Entries supplied:
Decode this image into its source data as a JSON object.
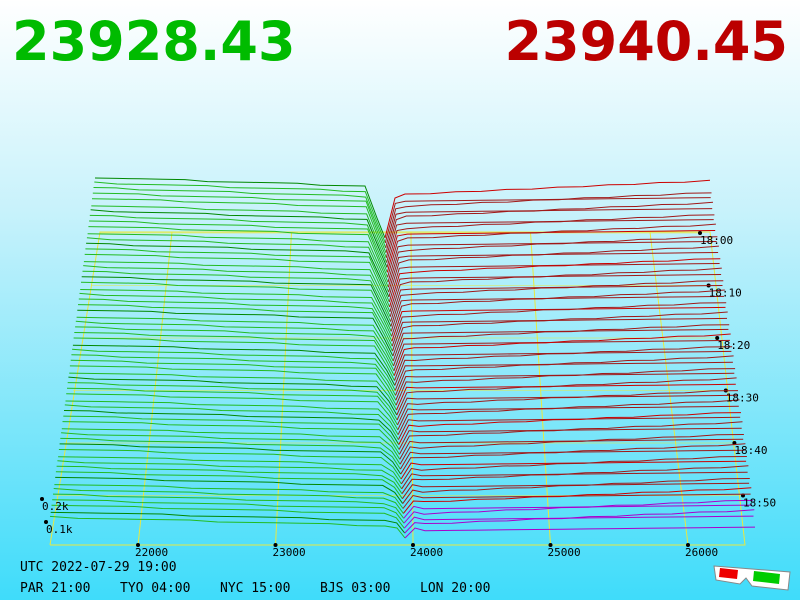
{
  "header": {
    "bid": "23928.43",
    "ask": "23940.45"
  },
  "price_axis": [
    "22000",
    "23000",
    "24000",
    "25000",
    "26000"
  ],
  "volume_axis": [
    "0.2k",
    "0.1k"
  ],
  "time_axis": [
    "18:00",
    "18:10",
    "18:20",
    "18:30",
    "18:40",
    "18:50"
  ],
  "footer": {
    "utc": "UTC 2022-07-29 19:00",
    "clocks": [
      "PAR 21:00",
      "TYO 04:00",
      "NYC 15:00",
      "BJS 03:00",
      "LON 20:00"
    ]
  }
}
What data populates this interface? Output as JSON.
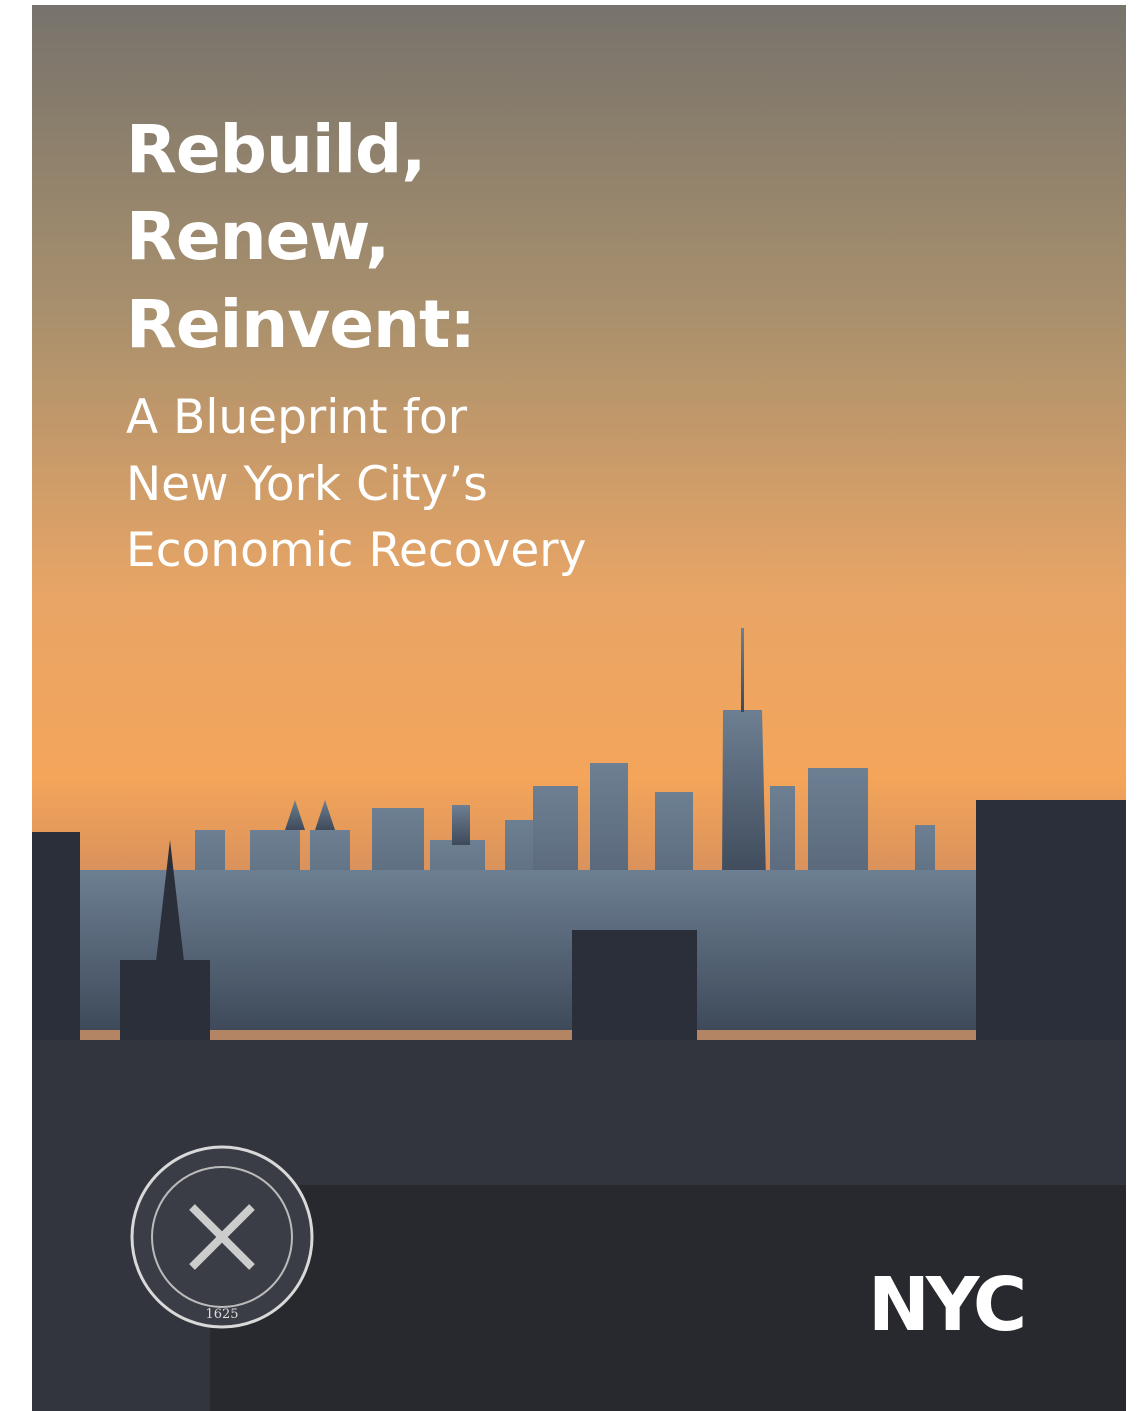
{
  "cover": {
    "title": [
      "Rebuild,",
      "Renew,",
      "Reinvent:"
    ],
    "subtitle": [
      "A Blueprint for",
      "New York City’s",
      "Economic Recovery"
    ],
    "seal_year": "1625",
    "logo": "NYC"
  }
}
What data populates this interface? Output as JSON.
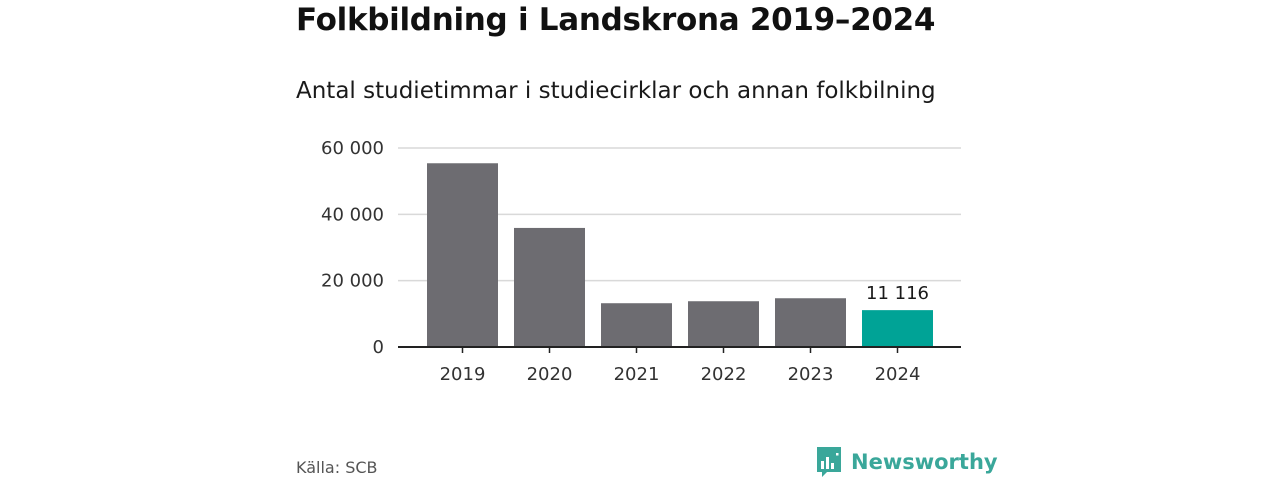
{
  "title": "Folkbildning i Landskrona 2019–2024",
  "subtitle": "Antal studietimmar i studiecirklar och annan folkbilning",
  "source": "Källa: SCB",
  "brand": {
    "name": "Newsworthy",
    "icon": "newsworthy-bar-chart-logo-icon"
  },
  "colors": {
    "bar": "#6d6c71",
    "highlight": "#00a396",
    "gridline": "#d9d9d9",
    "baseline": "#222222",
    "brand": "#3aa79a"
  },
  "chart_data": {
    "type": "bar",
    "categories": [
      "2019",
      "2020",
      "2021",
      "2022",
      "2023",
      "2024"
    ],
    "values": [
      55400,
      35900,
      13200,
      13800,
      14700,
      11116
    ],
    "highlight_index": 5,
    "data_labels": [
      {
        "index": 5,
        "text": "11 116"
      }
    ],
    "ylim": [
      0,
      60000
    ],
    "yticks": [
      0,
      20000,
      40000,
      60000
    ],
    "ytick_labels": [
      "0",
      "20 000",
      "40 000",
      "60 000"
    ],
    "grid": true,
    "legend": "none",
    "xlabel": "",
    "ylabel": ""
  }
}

* * *

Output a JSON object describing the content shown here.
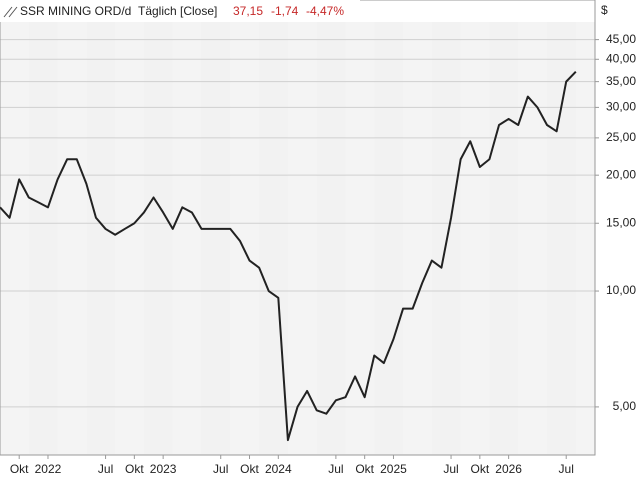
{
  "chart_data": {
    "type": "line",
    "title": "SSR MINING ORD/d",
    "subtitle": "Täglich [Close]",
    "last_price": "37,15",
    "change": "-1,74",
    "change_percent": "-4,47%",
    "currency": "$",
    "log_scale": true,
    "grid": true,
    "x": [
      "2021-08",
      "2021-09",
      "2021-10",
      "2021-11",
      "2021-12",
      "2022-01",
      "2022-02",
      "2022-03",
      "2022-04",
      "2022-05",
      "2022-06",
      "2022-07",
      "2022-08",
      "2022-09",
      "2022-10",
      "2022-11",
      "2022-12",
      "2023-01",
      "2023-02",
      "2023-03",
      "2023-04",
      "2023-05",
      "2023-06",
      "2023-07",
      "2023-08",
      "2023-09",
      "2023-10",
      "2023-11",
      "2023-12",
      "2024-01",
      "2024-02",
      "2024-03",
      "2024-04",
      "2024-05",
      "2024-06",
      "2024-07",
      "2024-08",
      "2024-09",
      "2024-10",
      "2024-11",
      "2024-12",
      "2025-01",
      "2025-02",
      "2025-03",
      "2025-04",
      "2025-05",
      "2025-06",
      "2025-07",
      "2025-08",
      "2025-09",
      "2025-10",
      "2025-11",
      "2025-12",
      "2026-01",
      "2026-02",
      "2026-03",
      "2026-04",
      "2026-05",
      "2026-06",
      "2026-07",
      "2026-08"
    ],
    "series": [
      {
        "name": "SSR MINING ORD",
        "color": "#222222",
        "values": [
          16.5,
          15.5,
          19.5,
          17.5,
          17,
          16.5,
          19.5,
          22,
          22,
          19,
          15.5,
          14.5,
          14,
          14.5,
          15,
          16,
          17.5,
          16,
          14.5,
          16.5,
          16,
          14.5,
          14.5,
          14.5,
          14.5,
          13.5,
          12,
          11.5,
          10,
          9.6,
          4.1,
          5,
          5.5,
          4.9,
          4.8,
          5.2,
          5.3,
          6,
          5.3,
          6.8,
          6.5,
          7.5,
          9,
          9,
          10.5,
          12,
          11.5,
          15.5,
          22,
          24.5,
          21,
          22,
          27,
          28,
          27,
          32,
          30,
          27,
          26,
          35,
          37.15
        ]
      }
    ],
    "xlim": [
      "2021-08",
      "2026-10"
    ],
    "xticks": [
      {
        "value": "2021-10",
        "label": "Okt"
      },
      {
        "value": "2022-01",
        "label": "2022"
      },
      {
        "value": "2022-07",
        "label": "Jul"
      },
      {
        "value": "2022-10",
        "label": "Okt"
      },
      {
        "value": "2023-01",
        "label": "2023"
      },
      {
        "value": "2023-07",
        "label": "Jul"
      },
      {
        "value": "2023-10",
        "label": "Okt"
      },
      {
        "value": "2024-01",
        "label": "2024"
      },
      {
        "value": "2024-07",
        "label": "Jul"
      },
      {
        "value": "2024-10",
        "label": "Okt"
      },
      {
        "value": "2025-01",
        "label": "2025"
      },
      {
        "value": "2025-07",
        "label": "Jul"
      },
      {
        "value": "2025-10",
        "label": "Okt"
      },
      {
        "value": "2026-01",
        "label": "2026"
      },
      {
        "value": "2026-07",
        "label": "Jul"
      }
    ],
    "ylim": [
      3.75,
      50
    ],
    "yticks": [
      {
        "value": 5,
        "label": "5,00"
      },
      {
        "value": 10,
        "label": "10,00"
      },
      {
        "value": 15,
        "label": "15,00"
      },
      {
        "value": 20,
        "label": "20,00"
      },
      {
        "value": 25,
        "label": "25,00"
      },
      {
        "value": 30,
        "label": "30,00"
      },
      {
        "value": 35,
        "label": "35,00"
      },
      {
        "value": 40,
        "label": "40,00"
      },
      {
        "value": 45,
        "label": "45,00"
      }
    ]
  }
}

...

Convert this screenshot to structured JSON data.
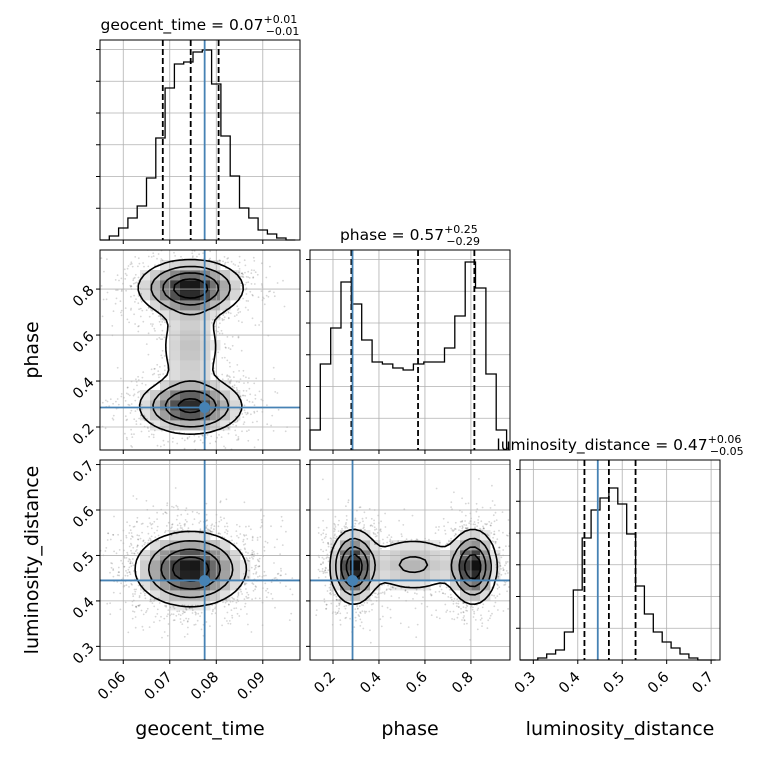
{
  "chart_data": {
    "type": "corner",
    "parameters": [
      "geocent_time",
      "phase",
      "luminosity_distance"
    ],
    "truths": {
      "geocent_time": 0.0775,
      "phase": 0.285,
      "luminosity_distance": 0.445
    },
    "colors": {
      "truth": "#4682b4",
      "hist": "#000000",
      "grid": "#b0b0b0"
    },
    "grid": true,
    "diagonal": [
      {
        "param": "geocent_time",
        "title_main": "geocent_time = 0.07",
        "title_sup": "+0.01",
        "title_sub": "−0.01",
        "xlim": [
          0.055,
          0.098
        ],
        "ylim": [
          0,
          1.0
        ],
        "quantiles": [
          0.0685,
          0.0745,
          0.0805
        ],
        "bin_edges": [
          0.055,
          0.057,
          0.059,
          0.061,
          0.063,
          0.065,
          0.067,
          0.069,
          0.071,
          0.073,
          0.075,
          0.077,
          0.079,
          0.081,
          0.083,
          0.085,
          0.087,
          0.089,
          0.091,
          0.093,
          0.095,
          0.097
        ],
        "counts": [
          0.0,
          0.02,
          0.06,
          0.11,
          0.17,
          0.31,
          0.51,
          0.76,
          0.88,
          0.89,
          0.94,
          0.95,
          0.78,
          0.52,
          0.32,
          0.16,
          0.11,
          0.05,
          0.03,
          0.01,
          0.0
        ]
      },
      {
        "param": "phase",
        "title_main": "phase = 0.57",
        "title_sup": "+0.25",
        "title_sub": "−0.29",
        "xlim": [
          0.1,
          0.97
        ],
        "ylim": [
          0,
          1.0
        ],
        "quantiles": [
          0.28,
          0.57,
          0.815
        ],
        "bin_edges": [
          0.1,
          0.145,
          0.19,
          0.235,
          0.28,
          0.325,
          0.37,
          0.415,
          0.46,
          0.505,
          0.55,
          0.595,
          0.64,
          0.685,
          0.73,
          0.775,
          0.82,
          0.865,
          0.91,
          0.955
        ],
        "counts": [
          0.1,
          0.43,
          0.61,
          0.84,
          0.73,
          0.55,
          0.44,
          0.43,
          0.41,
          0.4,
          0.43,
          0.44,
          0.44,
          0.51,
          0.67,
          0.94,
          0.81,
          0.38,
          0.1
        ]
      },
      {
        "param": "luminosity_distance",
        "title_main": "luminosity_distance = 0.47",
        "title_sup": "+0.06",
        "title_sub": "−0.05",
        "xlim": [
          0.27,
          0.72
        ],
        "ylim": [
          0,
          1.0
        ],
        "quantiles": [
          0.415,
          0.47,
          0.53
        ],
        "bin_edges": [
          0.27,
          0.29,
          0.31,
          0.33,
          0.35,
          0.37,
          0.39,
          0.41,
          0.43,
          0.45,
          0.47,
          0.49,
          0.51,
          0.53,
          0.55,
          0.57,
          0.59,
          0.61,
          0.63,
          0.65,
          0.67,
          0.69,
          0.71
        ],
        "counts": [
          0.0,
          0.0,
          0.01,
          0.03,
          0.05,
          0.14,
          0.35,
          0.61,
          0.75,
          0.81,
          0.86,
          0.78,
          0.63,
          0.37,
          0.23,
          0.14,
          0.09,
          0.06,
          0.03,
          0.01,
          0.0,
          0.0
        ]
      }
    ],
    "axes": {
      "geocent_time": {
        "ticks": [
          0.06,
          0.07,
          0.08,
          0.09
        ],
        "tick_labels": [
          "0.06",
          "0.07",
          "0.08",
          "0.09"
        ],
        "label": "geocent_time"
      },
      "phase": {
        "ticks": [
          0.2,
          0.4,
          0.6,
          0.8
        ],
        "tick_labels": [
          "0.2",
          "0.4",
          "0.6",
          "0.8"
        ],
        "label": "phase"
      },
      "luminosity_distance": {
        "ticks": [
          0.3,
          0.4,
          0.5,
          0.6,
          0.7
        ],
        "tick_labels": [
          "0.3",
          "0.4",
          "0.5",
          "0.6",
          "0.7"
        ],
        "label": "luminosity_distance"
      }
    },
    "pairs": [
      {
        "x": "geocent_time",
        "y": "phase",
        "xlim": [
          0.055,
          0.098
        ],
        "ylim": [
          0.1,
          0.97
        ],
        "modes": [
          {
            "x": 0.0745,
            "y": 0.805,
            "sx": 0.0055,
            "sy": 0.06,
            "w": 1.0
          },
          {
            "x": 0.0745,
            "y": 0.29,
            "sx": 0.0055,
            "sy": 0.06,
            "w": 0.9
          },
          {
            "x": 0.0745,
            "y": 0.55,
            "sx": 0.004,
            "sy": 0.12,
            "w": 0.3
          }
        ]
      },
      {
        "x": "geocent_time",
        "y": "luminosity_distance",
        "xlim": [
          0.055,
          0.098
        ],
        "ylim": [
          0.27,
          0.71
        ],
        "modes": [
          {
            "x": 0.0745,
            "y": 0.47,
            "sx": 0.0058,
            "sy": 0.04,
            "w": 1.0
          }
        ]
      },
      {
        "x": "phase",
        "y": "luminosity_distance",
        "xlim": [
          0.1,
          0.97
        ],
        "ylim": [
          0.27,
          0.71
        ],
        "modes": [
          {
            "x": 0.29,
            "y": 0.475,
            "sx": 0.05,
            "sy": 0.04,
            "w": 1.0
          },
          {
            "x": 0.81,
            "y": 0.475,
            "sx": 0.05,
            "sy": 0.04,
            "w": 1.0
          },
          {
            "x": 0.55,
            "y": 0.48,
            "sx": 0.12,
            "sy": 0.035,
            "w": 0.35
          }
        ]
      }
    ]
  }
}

Instructions for the task:
Copy each line containing the word "object" from the data.

Final result:
Decode this image into its source data as a JSON object.
Output a JSON object describing the content shown here.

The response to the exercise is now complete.